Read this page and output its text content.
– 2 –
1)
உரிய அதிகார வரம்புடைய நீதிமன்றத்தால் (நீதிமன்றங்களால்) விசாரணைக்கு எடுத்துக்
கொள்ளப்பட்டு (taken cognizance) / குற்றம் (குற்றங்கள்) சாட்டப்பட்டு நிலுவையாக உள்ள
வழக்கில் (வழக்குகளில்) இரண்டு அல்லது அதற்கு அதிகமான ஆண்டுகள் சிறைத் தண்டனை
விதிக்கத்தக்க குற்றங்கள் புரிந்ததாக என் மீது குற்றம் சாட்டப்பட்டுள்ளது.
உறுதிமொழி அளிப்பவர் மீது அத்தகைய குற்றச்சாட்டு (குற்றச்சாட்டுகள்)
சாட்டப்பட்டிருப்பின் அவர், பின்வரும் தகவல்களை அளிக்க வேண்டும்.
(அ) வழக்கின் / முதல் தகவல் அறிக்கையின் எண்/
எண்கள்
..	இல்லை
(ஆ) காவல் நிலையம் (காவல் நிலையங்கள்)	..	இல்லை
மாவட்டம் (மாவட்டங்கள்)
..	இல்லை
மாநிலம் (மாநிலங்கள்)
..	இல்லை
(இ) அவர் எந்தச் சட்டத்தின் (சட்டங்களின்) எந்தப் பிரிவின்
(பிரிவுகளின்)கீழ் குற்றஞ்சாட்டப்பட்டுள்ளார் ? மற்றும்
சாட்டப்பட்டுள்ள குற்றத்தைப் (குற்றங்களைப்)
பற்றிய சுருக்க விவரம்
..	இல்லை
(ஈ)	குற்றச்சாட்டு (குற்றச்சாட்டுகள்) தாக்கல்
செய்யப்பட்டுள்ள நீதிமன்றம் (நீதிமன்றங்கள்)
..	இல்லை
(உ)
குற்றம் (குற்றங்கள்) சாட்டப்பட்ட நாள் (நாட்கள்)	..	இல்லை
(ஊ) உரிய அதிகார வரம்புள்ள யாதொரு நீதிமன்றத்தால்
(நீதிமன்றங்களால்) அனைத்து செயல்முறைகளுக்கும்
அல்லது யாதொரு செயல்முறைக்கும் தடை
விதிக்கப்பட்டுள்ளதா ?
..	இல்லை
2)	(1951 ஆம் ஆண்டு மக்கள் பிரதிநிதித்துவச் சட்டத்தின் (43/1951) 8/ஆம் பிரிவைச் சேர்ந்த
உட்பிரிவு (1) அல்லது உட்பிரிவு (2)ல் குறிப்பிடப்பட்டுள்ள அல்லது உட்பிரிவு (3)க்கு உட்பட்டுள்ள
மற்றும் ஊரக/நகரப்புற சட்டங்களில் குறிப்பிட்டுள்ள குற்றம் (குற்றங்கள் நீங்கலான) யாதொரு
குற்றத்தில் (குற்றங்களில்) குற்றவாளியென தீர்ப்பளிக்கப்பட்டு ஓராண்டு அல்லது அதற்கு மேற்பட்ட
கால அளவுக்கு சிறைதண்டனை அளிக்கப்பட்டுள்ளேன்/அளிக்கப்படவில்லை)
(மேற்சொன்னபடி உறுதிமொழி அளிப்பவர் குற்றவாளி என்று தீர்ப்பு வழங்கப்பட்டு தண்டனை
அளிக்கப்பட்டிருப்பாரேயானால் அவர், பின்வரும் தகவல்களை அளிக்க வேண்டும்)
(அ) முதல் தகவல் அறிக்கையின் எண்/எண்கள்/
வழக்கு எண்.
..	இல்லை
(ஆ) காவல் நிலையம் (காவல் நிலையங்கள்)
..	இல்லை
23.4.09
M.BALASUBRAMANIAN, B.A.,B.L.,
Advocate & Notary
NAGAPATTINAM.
*-*-*
Quote every record above exactly.

## EXERCISE SOLUTION:
Read this page and output its text content.
– 2 –
1)
உரிய அதிகார வரம்புடைய நீதிமன்றத்தால் (நீதிமன்றங்களால்) விசாரணைக்கு எடுத்துக்
கொள்ளப்பட்டு (taken cognizance) / குற்றம் (குற்றங்கள்) சாட்டப்பட்டு நிலுவையாக உள்ள
வழக்கில் (வழக்குகளில்) இரண்டு அல்லது அதற்கு அதிகமான ஆண்டுகள் சிறைத் தண்டனை
விதிக்கத்தக்க குற்றங்கள் புரிந்ததாக என் மீது குற்றம் சாட்டப்பட்டுள்ளது.
உறுதிமொழி அளிப்பவர் மீது அத்தகைய குற்றச்சாட்டு (குற்றச்சாட்டுகள்)
சாட்டப்பட்டிருப்பின் அவர், பின்வரும் தகவல்களை அளிக்க வேண்டும்.
(அ) வழக்கின் / முதல் தகவல் அறிக்கையின் எண்/
எண்கள்
..	இல்லை
(ஆ) காவல் நிலையம் (காவல் நிலையங்கள்)	..	இல்லை
மாவட்டம் (மாவட்டங்கள்)
..	இல்லை
மாநிலம் (மாநிலங்கள்)
..	இல்லை
(இ) அவர் எந்தச் சட்டத்தின் (சட்டங்களின்) எந்தப் பிரிவின்
(பிரிவுகளின்)கீழ் குற்றஞ்சாட்டப்பட்டுள்ளார் ? மற்றும்
சாட்டப்பட்டுள்ள குற்றத்தைப் (குற்றங்களைப்)
பற்றிய சுருக்க விவரம்
..	இல்லை
(ஈ)	குற்றச்சாட்டு (குற்றச்சாட்டுகள்) தாக்கல்
செய்யப்பட்டுள்ள நீதிமன்றம் (நீதிமன்றங்கள்)
..	இல்லை
(உ)
குற்றம் (குற்றங்கள்) சாட்டப்பட்ட நாள் (நாட்கள்)	..	இல்லை
(ஊ) உரிய அதிகார வரம்புள்ள யாதொரு நீதிமன்றத்தால்
(நீதிமன்றங்களால்) அனைத்து செயல்முறைகளுக்கும்
அல்லது யாதொரு செயல்முறைக்கும் தடை
விதிக்கப்பட்டுள்ளதா ?
..	இல்லை
2)	(1951 ஆம் ஆண்டு மக்கள் பிரதிநிதித்துவச் சட்டத்தின் (43/1951) 8/ஆம் பிரிவைச் சேர்ந்த
உட்பிரிவு (1) அல்லது உட்பிரிவு (2)ல் குறிப்பிடப்பட்டுள்ள அல்லது உட்பிரிவு (3)க்கு உட்பட்டுள்ள
மற்றும் ஊரக/நகரப்புற சட்டங்களில் குறிப்பிட்டுள்ள குற்றம் (குற்றங்கள் நீங்கலான) யாதொரு
குற்றத்தில் (குற்றங்களில்) குற்றவாளியென தீர்ப்பளிக்கப்பட்டு ஓராண்டு அல்லது அதற்கு மேற்பட்ட
கால அளவுக்கு சிறைதண்டனை அளிக்கப்பட்டுள்ளேன்/அளிக்கப்படவில்லை)
(மேற்சொன்னபடி உறுதிமொழி அளிப்பவர் குற்றவாளி என்று தீர்ப்பு வழங்கப்பட்டு தண்டனை
அளிக்கப்பட்டிருப்பாரேயானால் அவர், பின்வரும் தகவல்களை அளிக்க வேண்டும்)
(அ) முதல் தகவல் அறிக்கையின் எண்/எண்கள்/
வழக்கு எண்.
..	இல்லை
(ஆ) காவல் நிலையம் (காவல் நிலையங்கள்)
..	இல்லை
23.4.09
M.BALASUBRAMANIAN, B.A.,B.L.,
Advocate & Notary
NAGAPATTINAM.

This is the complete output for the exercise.